Collected data:

────────────────

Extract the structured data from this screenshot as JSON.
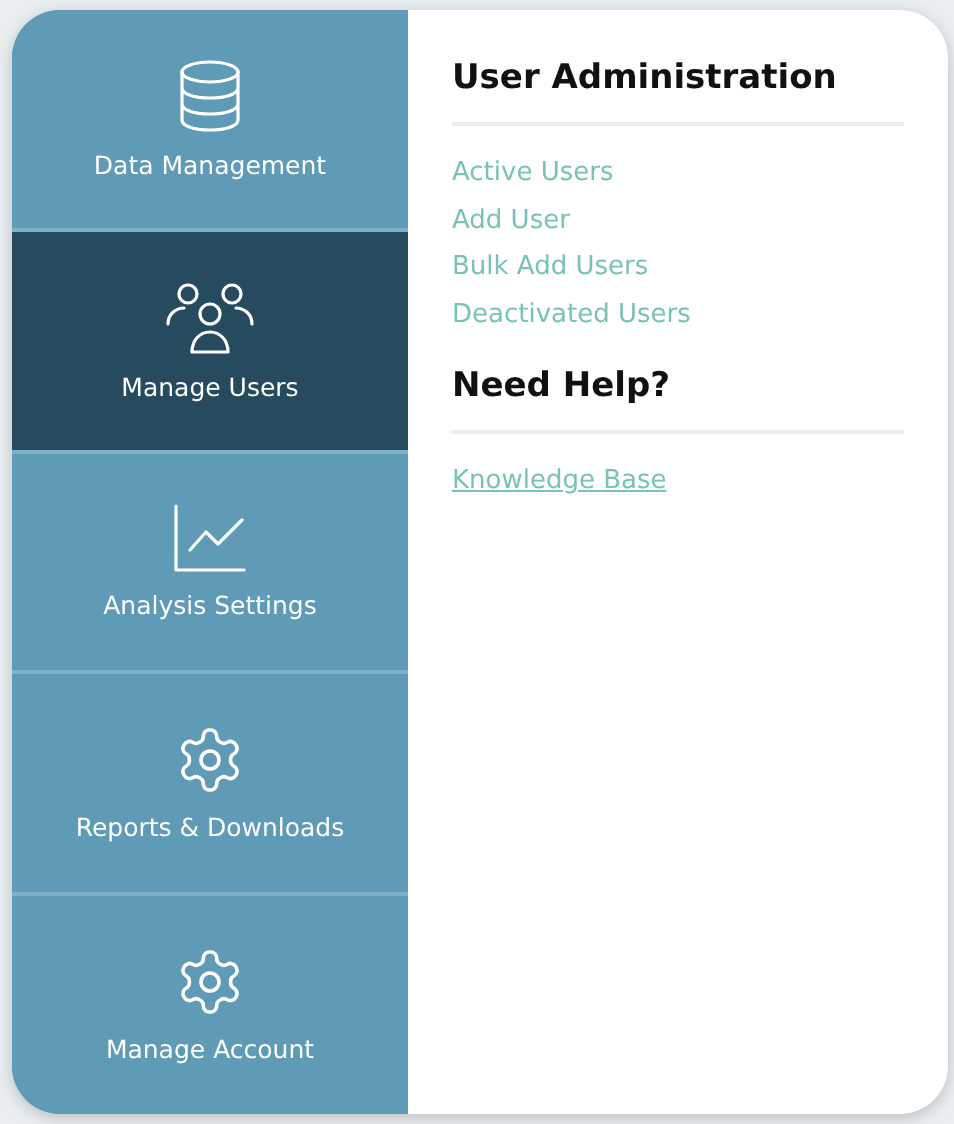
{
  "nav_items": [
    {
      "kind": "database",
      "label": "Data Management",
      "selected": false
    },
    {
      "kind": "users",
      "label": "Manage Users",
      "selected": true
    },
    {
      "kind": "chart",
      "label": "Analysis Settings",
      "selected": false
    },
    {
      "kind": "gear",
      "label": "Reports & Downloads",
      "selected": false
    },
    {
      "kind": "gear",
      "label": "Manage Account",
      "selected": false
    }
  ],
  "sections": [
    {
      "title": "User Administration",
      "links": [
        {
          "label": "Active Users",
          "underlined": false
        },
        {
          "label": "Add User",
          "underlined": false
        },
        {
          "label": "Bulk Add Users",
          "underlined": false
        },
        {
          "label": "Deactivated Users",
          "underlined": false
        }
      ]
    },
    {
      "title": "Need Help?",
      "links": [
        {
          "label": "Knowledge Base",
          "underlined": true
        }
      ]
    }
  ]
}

────────────────

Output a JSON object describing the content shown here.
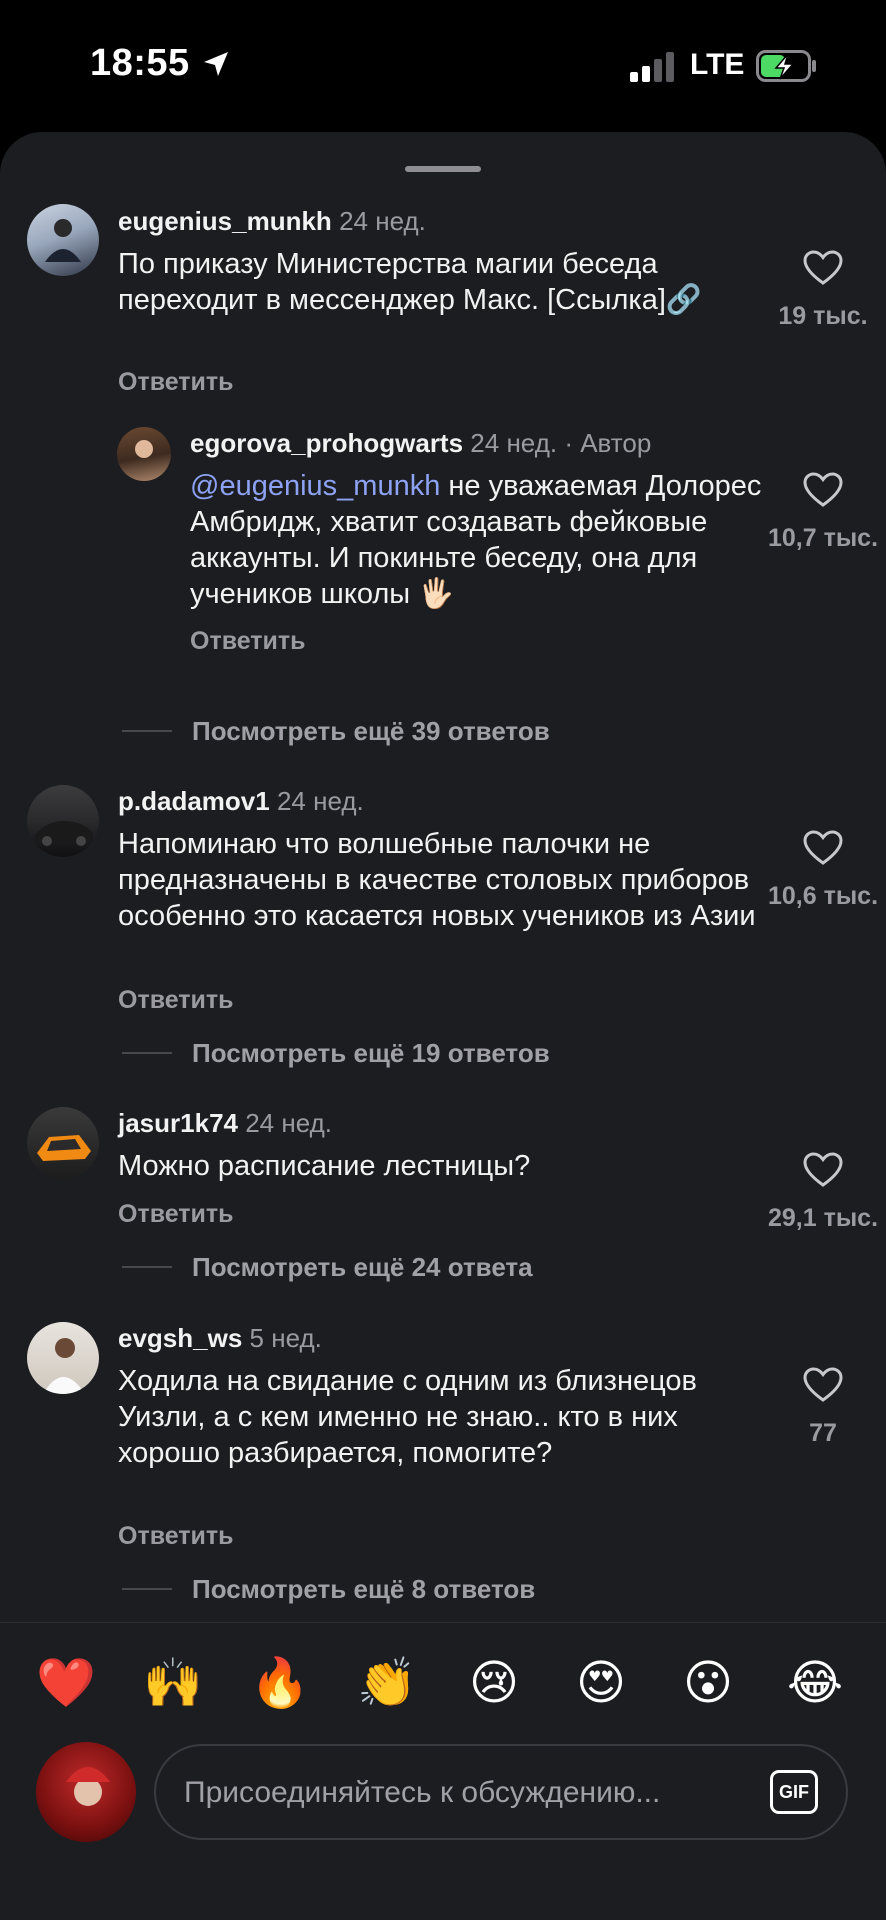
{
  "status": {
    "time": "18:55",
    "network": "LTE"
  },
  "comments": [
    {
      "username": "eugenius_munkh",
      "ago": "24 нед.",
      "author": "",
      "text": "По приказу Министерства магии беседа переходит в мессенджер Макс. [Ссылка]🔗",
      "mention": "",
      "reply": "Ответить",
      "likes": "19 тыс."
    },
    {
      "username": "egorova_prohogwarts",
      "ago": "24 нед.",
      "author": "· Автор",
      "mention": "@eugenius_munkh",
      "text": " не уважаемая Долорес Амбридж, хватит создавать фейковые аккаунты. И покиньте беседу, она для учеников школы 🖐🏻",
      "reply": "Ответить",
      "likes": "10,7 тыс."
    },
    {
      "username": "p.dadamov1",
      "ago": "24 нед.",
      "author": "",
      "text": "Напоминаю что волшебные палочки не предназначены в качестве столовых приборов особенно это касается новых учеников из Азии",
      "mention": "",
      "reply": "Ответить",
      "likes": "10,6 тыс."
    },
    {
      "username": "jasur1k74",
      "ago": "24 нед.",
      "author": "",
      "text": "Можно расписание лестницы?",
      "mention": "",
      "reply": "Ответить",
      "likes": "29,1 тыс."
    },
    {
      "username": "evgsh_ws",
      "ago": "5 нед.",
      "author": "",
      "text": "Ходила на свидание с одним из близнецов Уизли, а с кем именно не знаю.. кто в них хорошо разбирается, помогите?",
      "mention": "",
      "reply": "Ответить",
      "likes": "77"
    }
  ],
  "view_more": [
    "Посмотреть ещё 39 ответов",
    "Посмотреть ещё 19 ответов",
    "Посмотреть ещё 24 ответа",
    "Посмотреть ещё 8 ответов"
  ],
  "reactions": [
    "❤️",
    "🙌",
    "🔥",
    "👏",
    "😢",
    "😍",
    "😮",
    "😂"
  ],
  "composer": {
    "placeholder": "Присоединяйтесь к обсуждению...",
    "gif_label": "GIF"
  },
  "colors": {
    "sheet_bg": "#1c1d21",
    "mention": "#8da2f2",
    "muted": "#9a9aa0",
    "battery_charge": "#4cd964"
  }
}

────────────────

> JOB
From the entries above, list each line with "JSON" in it.

> WRITTEN ANSWER
Extract the structured data from this screenshot as JSON.
Output a JSON object describing the content shown here.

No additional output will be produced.